- _Problem_
Output the material below unchanged, apart from leaving out the pictures.

- _Data to use_
+ + + +

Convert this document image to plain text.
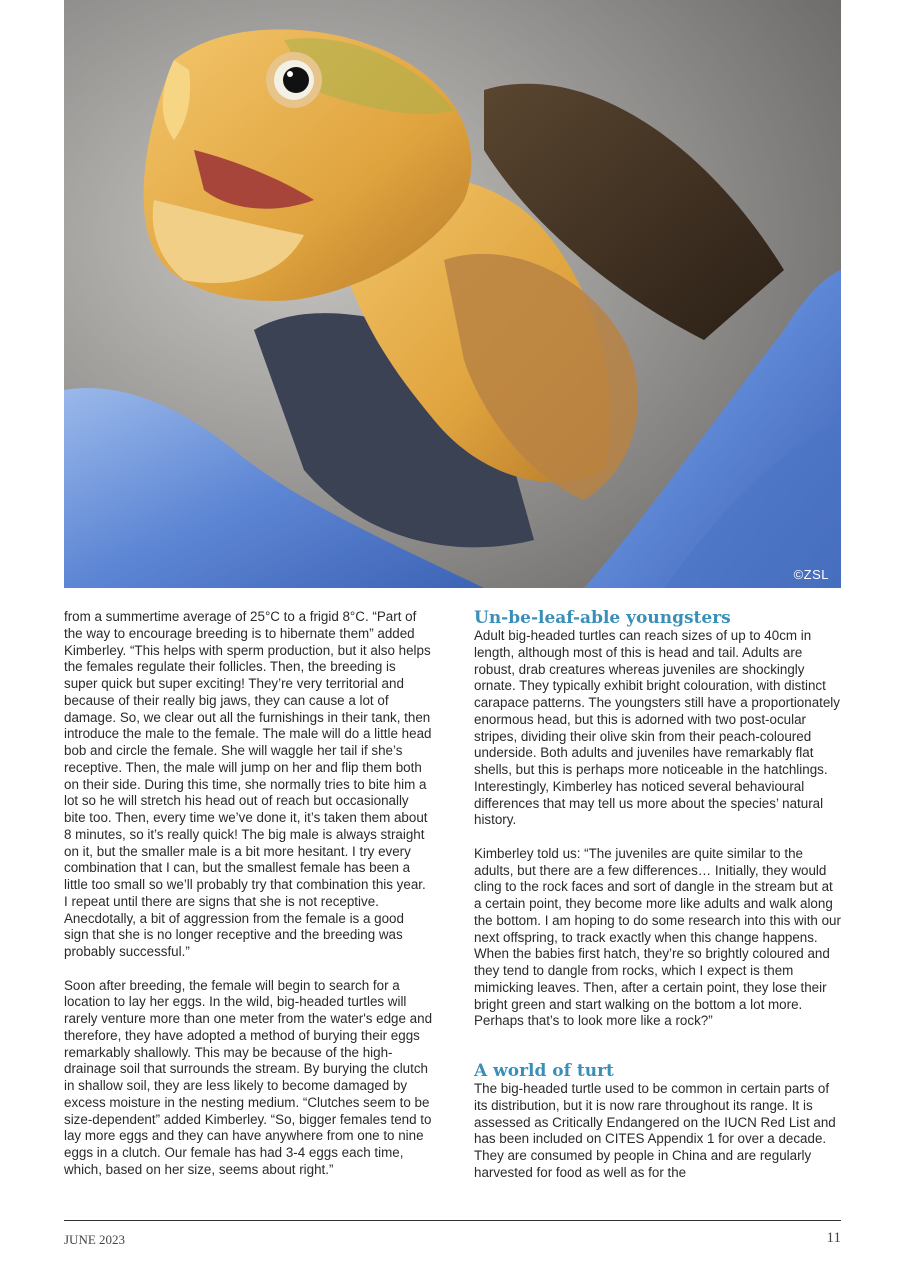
©ZSL

from a summertime average of 25°C to a frigid 8°C. “Part of the way to encourage breeding is to hibernate them” added Kimberley. “This helps with sperm production, but it also helps the females regulate their follicles. Then, the breeding is super quick but super exciting! They’re very territorial and because of their really big jaws, they can cause a lot of damage. So, we clear out all the furnishings in their tank, then introduce the male to the female. The male will do a little head bob and circle the female. She will waggle her tail if she’s receptive. Then, the male will jump on her and flip them both on their side. During this time, she normally tries to bite him a lot so he will stretch his head out of reach but occasionally bite too. Then, every time we’ve done it, it’s taken them about 8 minutes, so it’s really quick! The big male is always straight on it, but the smaller male is a bit more hesitant. I try every combination that I can, but the smallest female has been a little too small so we’ll probably try that combination this year. I repeat until there are signs that she is not receptive. Anecdotally, a bit of aggression from the female is a good sign that she is no longer receptive and the breeding was probably successful.”

Soon after breeding, the female will begin to search for a location to lay her eggs. In the wild, big-headed turtles will rarely venture more than one meter from the water's edge and therefore, they have adopted a method of burying their eggs remarkably shallowly. This may be because of the high-drainage soil that surrounds the stream. By burying the clutch in shallow soil, they are less likely to become damaged by excess moisture in the nesting medium. “Clutches seem to be size-dependent” added Kimberley. “So, bigger females tend to lay more eggs and they can have anywhere from one to nine eggs in a clutch. Our female has had 3-4 eggs each time, which, based on her size, seems about right.”

Un-be-leaf-able youngsters

Adult big-headed turtles can reach sizes of up to 40cm in length, although most of this is head and tail. Adults are robust, drab creatures whereas juveniles are shockingly ornate. They typically exhibit bright colouration, with distinct carapace patterns. The youngsters still have a proportionately enormous head, but this is adorned with two post-ocular stripes, dividing their olive skin from their peach-coloured underside. Both adults and juveniles have remarkably flat shells, but this is perhaps more noticeable in the hatchlings. Interestingly, Kimberley has noticed several behavioural differences that may tell us more about the species’ natural history.

Kimberley told us: “The juveniles are quite similar to the adults, but there are a few differences… Initially, they would cling to the rock faces and sort of dangle in the stream but at a certain point, they become more like adults and walk along the bottom. I am hoping to do some research into this with our next offspring, to track exactly when this change happens. When the babies first hatch, they’re so brightly coloured and they tend to dangle from rocks, which I expect is them mimicking leaves. Then, after a certain point, they lose their bright green and start walking on the bottom a lot more. Perhaps that’s to look more like a rock?”

A world of turt

The big-headed turtle used to be common in certain parts of its distribution, but it is now rare throughout its range. It is assessed as Critically Endangered on the IUCN Red List and has been included on CITES Appendix 1 for over a decade. They are consumed by people in China and are regularly harvested for food as well as for the

JUNE 2023	11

+ + + +

- _Output of the task_
Convert this document image to plain text.
©ZSL

from a summertime average of 25°C to a frigid 8°C. “Part of the way to encourage breeding is to hibernate them” added Kimberley. “This helps with sperm production, but it also helps the females regulate their follicles. Then, the breeding is super quick but super exciting! They’re very territorial and because of their really big jaws, they can cause a lot of damage. So, we clear out all the furnishings in their tank, then introduce the male to the female. The male will do a little head bob and circle the female. She will waggle her tail if she’s receptive. Then, the male will jump on her and flip them both on their side. During this time, she normally tries to bite him a lot so he will stretch his head out of reach but occasionally bite too. Then, every time we’ve done it, it’s taken them about 8 minutes, so it’s really quick! The big male is always straight on it, but the smaller male is a bit more hesitant. I try every combination that I can, but the smallest female has been a little too small so we’ll probably try that combination this year. I repeat until there are signs that she is not receptive. Anecdotally, a bit of aggression from the female is a good sign that she is no longer receptive and the breeding was probably successful.”

Soon after breeding, the female will begin to search for a location to lay her eggs. In the wild, big-headed turtles will rarely venture more than one meter from the water's edge and therefore, they have adopted a method of burying their eggs remarkably shallowly. This may be because of the high-drainage soil that surrounds the stream. By burying the clutch in shallow soil, they are less likely to become damaged by excess moisture in the nesting medium. “Clutches seem to be size-dependent” added Kimberley. “So, bigger females tend to lay more eggs and they can have anywhere from one to nine eggs in a clutch. Our female has had 3-4 eggs each time, which, based on her size, seems about right.”

Un-be-leaf-able youngsters

Adult big-headed turtles can reach sizes of up to 40cm in length, although most of this is head and tail. Adults are robust, drab creatures whereas juveniles are shockingly ornate. They typically exhibit bright colouration, with distinct carapace patterns. The youngsters still have a proportionately enormous head, but this is adorned with two post-ocular stripes, dividing their olive skin from their peach-coloured underside. Both adults and juveniles have remarkably flat shells, but this is perhaps more noticeable in the hatchlings. Interestingly, Kimberley has noticed several behavioural differences that may tell us more about the species’ natural history.

Kimberley told us: “The juveniles are quite similar to the adults, but there are a few differences… Initially, they would cling to the rock faces and sort of dangle in the stream but at a certain point, they become more like adults and walk along the bottom. I am hoping to do some research into this with our next offspring, to track exactly when this change happens. When the babies first hatch, they’re so brightly coloured and they tend to dangle from rocks, which I expect is them mimicking leaves. Then, after a certain point, they lose their bright green and start walking on the bottom a lot more. Perhaps that’s to look more like a rock?”

A world of turt

The big-headed turtle used to be common in certain parts of its distribution, but it is now rare throughout its range. It is assessed as Critically Endangered on the IUCN Red List and has been included on CITES Appendix 1 for over a decade. They are consumed by people in China and are regularly harvested for food as well as for the

JUNE 2023	11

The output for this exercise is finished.